** begin **

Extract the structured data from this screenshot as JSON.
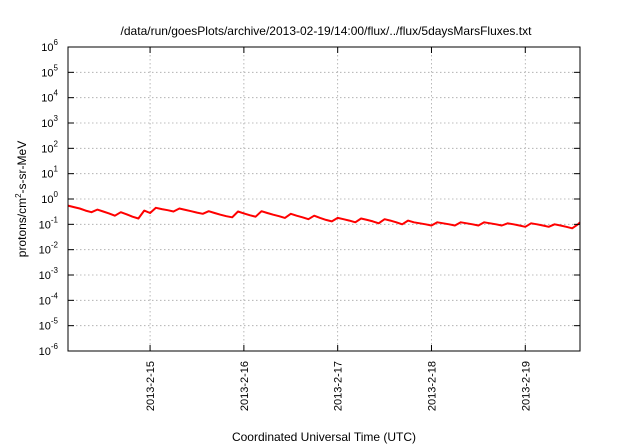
{
  "chart_data": {
    "type": "line",
    "title": "/data/run/goesPlots/archive/2013-02-19/14:00/flux/../flux/5daysMarsFluxes.txt",
    "xlabel": "Coordinated Universal Time (UTC)",
    "ylabel_prefix": "protons/cm",
    "ylabel_sup": "2",
    "ylabel_suffix": "-s-sr-MeV",
    "yscale": "log",
    "ylim": [
      1e-06,
      1000000.0
    ],
    "y_ticks": [
      {
        "base": "10",
        "exp": "-6",
        "value": 1e-06
      },
      {
        "base": "10",
        "exp": "-5",
        "value": 1e-05
      },
      {
        "base": "10",
        "exp": "-4",
        "value": 0.0001
      },
      {
        "base": "10",
        "exp": "-3",
        "value": 0.001
      },
      {
        "base": "10",
        "exp": "-2",
        "value": 0.01
      },
      {
        "base": "10",
        "exp": "-1",
        "value": 0.1
      },
      {
        "base": "10",
        "exp": "0",
        "value": 1
      },
      {
        "base": "10",
        "exp": "1",
        "value": 10
      },
      {
        "base": "10",
        "exp": "2",
        "value": 100
      },
      {
        "base": "10",
        "exp": "3",
        "value": 1000
      },
      {
        "base": "10",
        "exp": "4",
        "value": 10000
      },
      {
        "base": "10",
        "exp": "5",
        "value": 100000
      },
      {
        "base": "10",
        "exp": "6",
        "value": 1000000
      }
    ],
    "xlim": [
      "2013-02-14T03:00",
      "2013-02-19T14:00"
    ],
    "x_ticks": [
      {
        "label": "2013-2-15",
        "value": "2013-02-15T00:00"
      },
      {
        "label": "2013-2-16",
        "value": "2013-02-16T00:00"
      },
      {
        "label": "2013-2-17",
        "value": "2013-02-17T00:00"
      },
      {
        "label": "2013-2-18",
        "value": "2013-02-18T00:00"
      },
      {
        "label": "2013-2-19",
        "value": "2013-02-19T00:00"
      }
    ],
    "grid": true,
    "series": [
      {
        "color": "#ff0000",
        "x": [
          "2013-02-14T03:00",
          "2013-02-14T04:30",
          "2013-02-14T06:00",
          "2013-02-14T07:30",
          "2013-02-14T09:00",
          "2013-02-14T10:30",
          "2013-02-14T12:00",
          "2013-02-14T13:30",
          "2013-02-14T15:00",
          "2013-02-14T16:30",
          "2013-02-14T18:00",
          "2013-02-14T19:30",
          "2013-02-14T21:00",
          "2013-02-14T22:30",
          "2013-02-15T00:00",
          "2013-02-15T01:30",
          "2013-02-15T03:00",
          "2013-02-15T04:30",
          "2013-02-15T06:00",
          "2013-02-15T07:30",
          "2013-02-15T09:00",
          "2013-02-15T10:30",
          "2013-02-15T12:00",
          "2013-02-15T13:30",
          "2013-02-15T15:00",
          "2013-02-15T16:30",
          "2013-02-15T18:00",
          "2013-02-15T19:30",
          "2013-02-15T21:00",
          "2013-02-15T22:30",
          "2013-02-16T00:00",
          "2013-02-16T01:30",
          "2013-02-16T03:00",
          "2013-02-16T04:30",
          "2013-02-16T06:00",
          "2013-02-16T07:30",
          "2013-02-16T09:00",
          "2013-02-16T10:30",
          "2013-02-16T12:00",
          "2013-02-16T13:30",
          "2013-02-16T15:00",
          "2013-02-16T16:30",
          "2013-02-16T18:00",
          "2013-02-16T19:30",
          "2013-02-16T21:00",
          "2013-02-16T22:30",
          "2013-02-17T00:00",
          "2013-02-17T01:30",
          "2013-02-17T03:00",
          "2013-02-17T04:30",
          "2013-02-17T06:00",
          "2013-02-17T07:30",
          "2013-02-17T09:00",
          "2013-02-17T10:30",
          "2013-02-17T12:00",
          "2013-02-17T13:30",
          "2013-02-17T15:00",
          "2013-02-17T16:30",
          "2013-02-17T18:00",
          "2013-02-17T19:30",
          "2013-02-17T21:00",
          "2013-02-17T22:30",
          "2013-02-18T00:00",
          "2013-02-18T01:30",
          "2013-02-18T03:00",
          "2013-02-18T04:30",
          "2013-02-18T06:00",
          "2013-02-18T07:30",
          "2013-02-18T09:00",
          "2013-02-18T10:30",
          "2013-02-18T12:00",
          "2013-02-18T13:30",
          "2013-02-18T15:00",
          "2013-02-18T16:30",
          "2013-02-18T18:00",
          "2013-02-18T19:30",
          "2013-02-18T21:00",
          "2013-02-18T22:30",
          "2013-02-19T00:00",
          "2013-02-19T01:30",
          "2013-02-19T03:00",
          "2013-02-19T04:30",
          "2013-02-19T06:00",
          "2013-02-19T07:30",
          "2013-02-19T09:00",
          "2013-02-19T10:30",
          "2013-02-19T12:00",
          "2013-02-19T13:30",
          "2013-02-19T14:00"
        ],
        "y": [
          0.55,
          0.48,
          0.42,
          0.35,
          0.3,
          0.38,
          0.32,
          0.27,
          0.22,
          0.3,
          0.25,
          0.2,
          0.17,
          0.35,
          0.28,
          0.45,
          0.4,
          0.36,
          0.32,
          0.42,
          0.37,
          0.33,
          0.29,
          0.26,
          0.33,
          0.28,
          0.24,
          0.21,
          0.19,
          0.32,
          0.27,
          0.23,
          0.2,
          0.33,
          0.28,
          0.24,
          0.21,
          0.18,
          0.26,
          0.22,
          0.19,
          0.16,
          0.22,
          0.18,
          0.15,
          0.13,
          0.18,
          0.16,
          0.14,
          0.12,
          0.17,
          0.15,
          0.13,
          0.11,
          0.16,
          0.14,
          0.12,
          0.1,
          0.14,
          0.12,
          0.11,
          0.1,
          0.09,
          0.12,
          0.11,
          0.1,
          0.09,
          0.12,
          0.11,
          0.1,
          0.09,
          0.12,
          0.11,
          0.1,
          0.09,
          0.11,
          0.1,
          0.09,
          0.08,
          0.11,
          0.1,
          0.09,
          0.08,
          0.1,
          0.09,
          0.08,
          0.07,
          0.1,
          0.12
        ]
      }
    ]
  }
}
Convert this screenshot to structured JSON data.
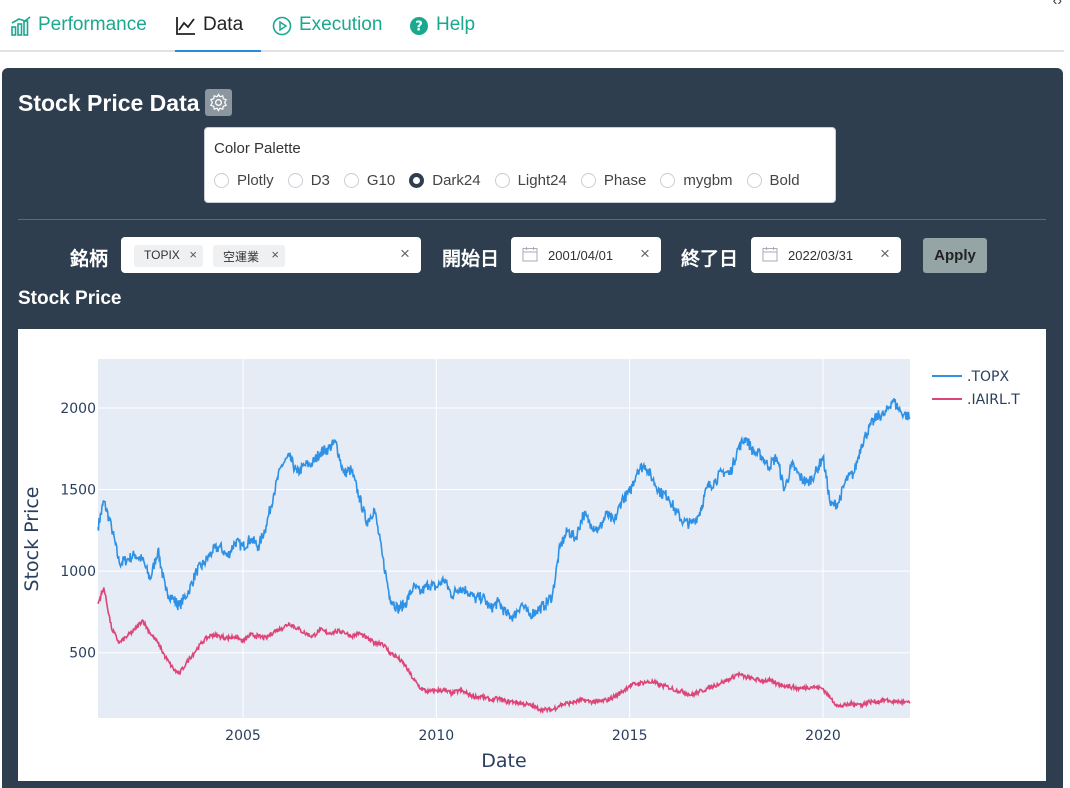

** end **

*PROBLEM TO SOLVE:*
Extract the text of all the records above verbatim, excluding pictures.

*COMPLETE OUTPUT:*
Extract the structured data from this screenshot as JSON.
{
  "chart_data": {
    "type": "line",
    "title": "/data/run/goesPlots/archive/2013-02-19/14:00/flux/../flux/5daysMarsFluxes.txt",
    "xlabel": "Coordinated Universal Time (UTC)",
    "ylabel_prefix": "protons/cm",
    "ylabel_sup": "2",
    "ylabel_suffix": "-s-sr-MeV",
    "yscale": "log",
    "ylim": [
      1e-06,
      1000000.0
    ],
    "y_ticks": [
      {
        "base": "10",
        "exp": "-6",
        "value": 1e-06
      },
      {
        "base": "10",
        "exp": "-5",
        "value": 1e-05
      },
      {
        "base": "10",
        "exp": "-4",
        "value": 0.0001
      },
      {
        "base": "10",
        "exp": "-3",
        "value": 0.001
      },
      {
        "base": "10",
        "exp": "-2",
        "value": 0.01
      },
      {
        "base": "10",
        "exp": "-1",
        "value": 0.1
      },
      {
        "base": "10",
        "exp": "0",
        "value": 1
      },
      {
        "base": "10",
        "exp": "1",
        "value": 10
      },
      {
        "base": "10",
        "exp": "2",
        "value": 100
      },
      {
        "base": "10",
        "exp": "3",
        "value": 1000
      },
      {
        "base": "10",
        "exp": "4",
        "value": 10000
      },
      {
        "base": "10",
        "exp": "5",
        "value": 100000
      },
      {
        "base": "10",
        "exp": "6",
        "value": 1000000
      }
    ],
    "xlim": [
      "2013-02-14T03:00",
      "2013-02-19T14:00"
    ],
    "x_ticks": [
      {
        "label": "2013-2-15",
        "value": "2013-02-15T00:00"
      },
      {
        "label": "2013-2-16",
        "value": "2013-02-16T00:00"
      },
      {
        "label": "2013-2-17",
        "value": "2013-02-17T00:00"
      },
      {
        "label": "2013-2-18",
        "value": "2013-02-18T00:00"
      },
      {
        "label": "2013-2-19",
        "value": "2013-02-19T00:00"
      }
    ],
    "grid": true,
    "series": [
      {
        "color": "#ff0000",
        "x": [
          "2013-02-14T03:00",
          "2013-02-14T04:30",
          "2013-02-14T06:00",
          "2013-02-14T07:30",
          "2013-02-14T09:00",
          "2013-02-14T10:30",
          "2013-02-14T12:00",
          "2013-02-14T13:30",
          "2013-02-14T15:00",
          "2013-02-14T16:30",
          "2013-02-14T18:00",
          "2013-02-14T19:30",
          "2013-02-14T21:00",
          "2013-02-14T22:30",
          "2013-02-15T00:00",
          "2013-02-15T01:30",
          "2013-02-15T03:00",
          "2013-02-15T04:30",
          "2013-02-15T06:00",
          "2013-02-15T07:30",
          "2013-02-15T09:00",
          "2013-02-15T10:30",
          "2013-02-15T12:00",
          "2013-02-15T13:30",
          "2013-02-15T15:00",
          "2013-02-15T16:30",
          "2013-02-15T18:00",
          "2013-02-15T19:30",
          "2013-02-15T21:00",
          "2013-02-15T22:30",
          "2013-02-16T00:00",
          "2013-02-16T01:30",
          "2013-02-16T03:00",
          "2013-02-16T04:30",
          "2013-02-16T06:00",
          "2013-02-16T07:30",
          "2013-02-16T09:00",
          "2013-02-16T10:30",
          "2013-02-16T12:00",
          "2013-02-16T13:30",
          "2013-02-16T15:00",
          "2013-02-16T16:30",
          "2013-02-16T18:00",
          "2013-02-16T19:30",
          "2013-02-16T21:00",
          "2013-02-16T22:30",
          "2013-02-17T00:00",
          "2013-02-17T01:30",
          "2013-02-17T03:00",
          "2013-02-17T04:30",
          "2013-02-17T06:00",
          "2013-02-17T07:30",
          "2013-02-17T09:00",
          "2013-02-17T10:30",
          "2013-02-17T12:00",
          "2013-02-17T13:30",
          "2013-02-17T15:00",
          "2013-02-17T16:30",
          "2013-02-17T18:00",
          "2013-02-17T19:30",
          "2013-02-17T21:00",
          "2013-02-17T22:30",
          "2013-02-18T00:00",
          "2013-02-18T01:30",
          "2013-02-18T03:00",
          "2013-02-18T04:30",
          "2013-02-18T06:00",
          "2013-02-18T07:30",
          "2013-02-18T09:00",
          "2013-02-18T10:30",
          "2013-02-18T12:00",
          "2013-02-18T13:30",
          "2013-02-18T15:00",
          "2013-02-18T16:30",
          "2013-02-18T18:00",
          "2013-02-18T19:30",
          "2013-02-18T21:00",
          "2013-02-18T22:30",
          "2013-02-19T00:00",
          "2013-02-19T01:30",
          "2013-02-19T03:00",
          "2013-02-19T04:30",
          "2013-02-19T06:00",
          "2013-02-19T07:30",
          "2013-02-19T09:00",
          "2013-02-19T10:30",
          "2013-02-19T12:00",
          "2013-02-19T13:30",
          "2013-02-19T14:00"
        ],
        "y": [
          0.55,
          0.48,
          0.42,
          0.35,
          0.3,
          0.38,
          0.32,
          0.27,
          0.22,
          0.3,
          0.25,
          0.2,
          0.17,
          0.35,
          0.28,
          0.45,
          0.4,
          0.36,
          0.32,
          0.42,
          0.37,
          0.33,
          0.29,
          0.26,
          0.33,
          0.28,
          0.24,
          0.21,
          0.19,
          0.32,
          0.27,
          0.23,
          0.2,
          0.33,
          0.28,
          0.24,
          0.21,
          0.18,
          0.26,
          0.22,
          0.19,
          0.16,
          0.22,
          0.18,
          0.15,
          0.13,
          0.18,
          0.16,
          0.14,
          0.12,
          0.17,
          0.15,
          0.13,
          0.11,
          0.16,
          0.14,
          0.12,
          0.1,
          0.14,
          0.12,
          0.11,
          0.1,
          0.09,
          0.12,
          0.11,
          0.1,
          0.09,
          0.12,
          0.11,
          0.1,
          0.09,
          0.12,
          0.11,
          0.1,
          0.09,
          0.11,
          0.1,
          0.09,
          0.08,
          0.11,
          0.1,
          0.09,
          0.08,
          0.1,
          0.09,
          0.08,
          0.07,
          0.1,
          0.12
        ]
      }
    ]
  }
}
Convert this screenshot to structured JSON data.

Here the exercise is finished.